DOCUMENT TEXT: Begin
BlockM

February 28th, 2012 at 6:01 PM ^

We'll find out in a couple of years whether this is a token gesture or not. I'm guessing we'll see just as many medical hardships, etc. as before, just with more elaborate excuses.

If he's serious about it, this could equalize some of the talent differential.

TTUwolverine

February 28th, 2012 at 6:08 PM ^

Since four-year scholarships are being offered independently by schools and conferences at this point (at least, that is my impression), I want to know if there are any differences between scholarships offered by different conferences/schools.  Is the wording in these scholarship "contracts" (if there is such a thing) different between the SEC and Big Ten?  Do they have different release clauses which would make it easier/harder to cut a kid loose?  Or are they all using the same contract with the same stipulations?

Dailysportseditor

February 28th, 2012 at 6:10 PM ^

when it comes to scholarship offers. For the athletes' sake I hope Alabama and the other SEC schools limit forfeitures of 4-year-scholarships to academic ineligibility or serious misconduct.

Hardware Sushi

February 28th, 2012 at 6:11 PM ^

You can still kick them off the team - you just have to look hard enough for something that breaks the scholarship requirements.

I bet we see a lot more "team rules violations", positive drug tests, felonies that would've been misdemeanors staying felonies, etc. Plus, you know he's going to make life hell for the guys he says should leave and end up staying.

I would say more medical hardships but I don't really know how Saban will increase more and not make it more obvious than it already is....

SAvoodoo

February 28th, 2012 at 6:16 PM ^

That's all well and good until he cuts a kid after 2 because he got hurt. He will claim he meant 4 one year scholarships, renewed at his discretion.  Sure, he offered them, and then pulled said offer from the table when he needed the spot.

Lionsfan

February 28th, 2012 at 6:18 PM ^

I seriously doubt it changes anything. This is just something that people who defend oversigning will look at and say "See, Saban offers 4-year schollies just like Big Ten schools."

LSAClassOf2000

February 28th, 2012 at 6:36 PM ^

I dare say that the scholarship policy at Alabama is also the policy which governs medical hardships, greyshirting, signing entire counties to the team, and telling kids that you'll offer them next year if they would just wait.

Just remember, Nick, if you offer it to one recruit, it's only just to offer the same deal to your WHOLE recruiting class...

Ventilator

February 28th, 2012 at 6:24 PM ^

He will still find a way to get rid of players, I bet. One-year scholarships are not attractive to every recruit so it makes since to offer four-year ones to stay competitive with all the other schools that do.
DOCUMENT TEXT: End
SUPPLIED INFORMATION: Begin
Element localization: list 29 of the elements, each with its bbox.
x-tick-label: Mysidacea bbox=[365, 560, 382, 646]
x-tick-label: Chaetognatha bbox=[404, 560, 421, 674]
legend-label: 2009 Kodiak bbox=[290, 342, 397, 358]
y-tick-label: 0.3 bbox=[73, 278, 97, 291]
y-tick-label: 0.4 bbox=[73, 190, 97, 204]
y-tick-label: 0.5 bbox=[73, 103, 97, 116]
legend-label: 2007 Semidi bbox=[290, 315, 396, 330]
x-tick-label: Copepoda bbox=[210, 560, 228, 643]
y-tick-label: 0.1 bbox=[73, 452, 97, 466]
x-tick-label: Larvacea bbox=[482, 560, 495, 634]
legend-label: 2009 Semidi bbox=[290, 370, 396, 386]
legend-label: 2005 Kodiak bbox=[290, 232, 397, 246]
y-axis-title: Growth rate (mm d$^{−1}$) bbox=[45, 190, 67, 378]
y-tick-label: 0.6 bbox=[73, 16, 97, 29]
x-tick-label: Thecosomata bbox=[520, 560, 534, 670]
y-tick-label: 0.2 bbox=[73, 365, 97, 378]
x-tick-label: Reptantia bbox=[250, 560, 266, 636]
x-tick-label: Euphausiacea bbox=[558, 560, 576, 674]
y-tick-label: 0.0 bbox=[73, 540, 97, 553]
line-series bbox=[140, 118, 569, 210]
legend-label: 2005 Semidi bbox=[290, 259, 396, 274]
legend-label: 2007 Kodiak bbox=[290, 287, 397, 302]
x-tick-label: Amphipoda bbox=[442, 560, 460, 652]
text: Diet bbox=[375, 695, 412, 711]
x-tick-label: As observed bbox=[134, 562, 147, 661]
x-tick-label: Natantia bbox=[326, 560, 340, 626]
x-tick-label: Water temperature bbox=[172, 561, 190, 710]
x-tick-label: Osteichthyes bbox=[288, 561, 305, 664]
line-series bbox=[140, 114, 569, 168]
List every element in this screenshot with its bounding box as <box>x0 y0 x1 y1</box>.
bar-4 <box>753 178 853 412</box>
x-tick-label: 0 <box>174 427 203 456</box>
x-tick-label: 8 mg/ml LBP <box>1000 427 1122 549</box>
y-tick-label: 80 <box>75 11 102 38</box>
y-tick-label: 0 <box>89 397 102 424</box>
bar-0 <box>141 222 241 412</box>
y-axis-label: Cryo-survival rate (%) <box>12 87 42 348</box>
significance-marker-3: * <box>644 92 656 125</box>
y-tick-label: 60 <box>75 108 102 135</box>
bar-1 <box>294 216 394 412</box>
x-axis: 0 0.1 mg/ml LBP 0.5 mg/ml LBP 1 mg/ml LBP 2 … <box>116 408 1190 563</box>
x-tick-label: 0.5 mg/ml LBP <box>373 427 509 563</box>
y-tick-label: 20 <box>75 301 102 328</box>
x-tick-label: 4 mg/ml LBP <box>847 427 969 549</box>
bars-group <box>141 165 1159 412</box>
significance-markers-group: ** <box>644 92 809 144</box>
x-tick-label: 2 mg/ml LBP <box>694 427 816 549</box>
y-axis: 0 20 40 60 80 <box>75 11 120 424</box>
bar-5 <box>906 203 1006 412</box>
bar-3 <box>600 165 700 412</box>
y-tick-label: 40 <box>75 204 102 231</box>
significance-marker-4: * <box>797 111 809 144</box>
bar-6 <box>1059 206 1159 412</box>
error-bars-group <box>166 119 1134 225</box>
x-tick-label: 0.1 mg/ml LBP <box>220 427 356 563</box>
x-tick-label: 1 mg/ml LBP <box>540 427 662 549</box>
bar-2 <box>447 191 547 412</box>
SUPPLIED INFORMATION: End
**PROBLEMS TO WORK ON**.
[1] List every commenter username that appears in the forum thread on four-year scholarships.
[2] Extend the forum thread on four-year scholarships with the next part, picking up after its final comment.

**RESULTS**.
[1] BlockM, TTUwolverine, Dailysportseditor, Hardware Sushi, SAvoodoo, Lionsfan, LSAClassOf2000, Ventilator

[2]
BrownJuggernaut

February 28th, 2012 at 6:27 PM ^

"We don't cut players," Saban said. "I don't know anyone who does. So I don't think that's an issue."

I'm interested to see if Saban follows through with this or not. I'm leaning towards the latter.

myrtlebeachmai…

February 28th, 2012 at 6:33 PM ^

to allow over-commiting, then pull out the carpet from under kids' feet at signing day, more secretly "uncommitable" offers, so to say.  It may just push the cut line to the front of the process, since it won't be allowed in the middle anymore.

AthensoftheMidwest

February 28th, 2012 at 6:50 PM ^

Since many people on this board think Saban's old scholarship possibilities were a huge part of his success, that means those same posters will now predict Alabama will start to take a swan dive in wins now, right?

Yeah. We'll see how that goes.

Skunkeye

February 28th, 2012 at 7:41 PM ^

He won't pull a kid's scholarship.  He will pull the kids tutors off and wait for a legitimate excuse.  Don't ever think that Saban will change his ways; just his tactics.

Tater

February 29th, 2012 at 9:20 AM ^

It doesn't mean that kids won't suddenly find themselves with no scholly on NSD.  It doesn't mean he won't have the "heart to heart" with non-producers were he tells them they aren't projected to see the field and might have more fun at a smaller school.  

All it means is that if he really wants to get rid of someone, he will have to "cross his t's and dot his i's" a little better in the paperwork.  It's really a great move on his part, because he sees that he could start losing recruits to schools that offer four years.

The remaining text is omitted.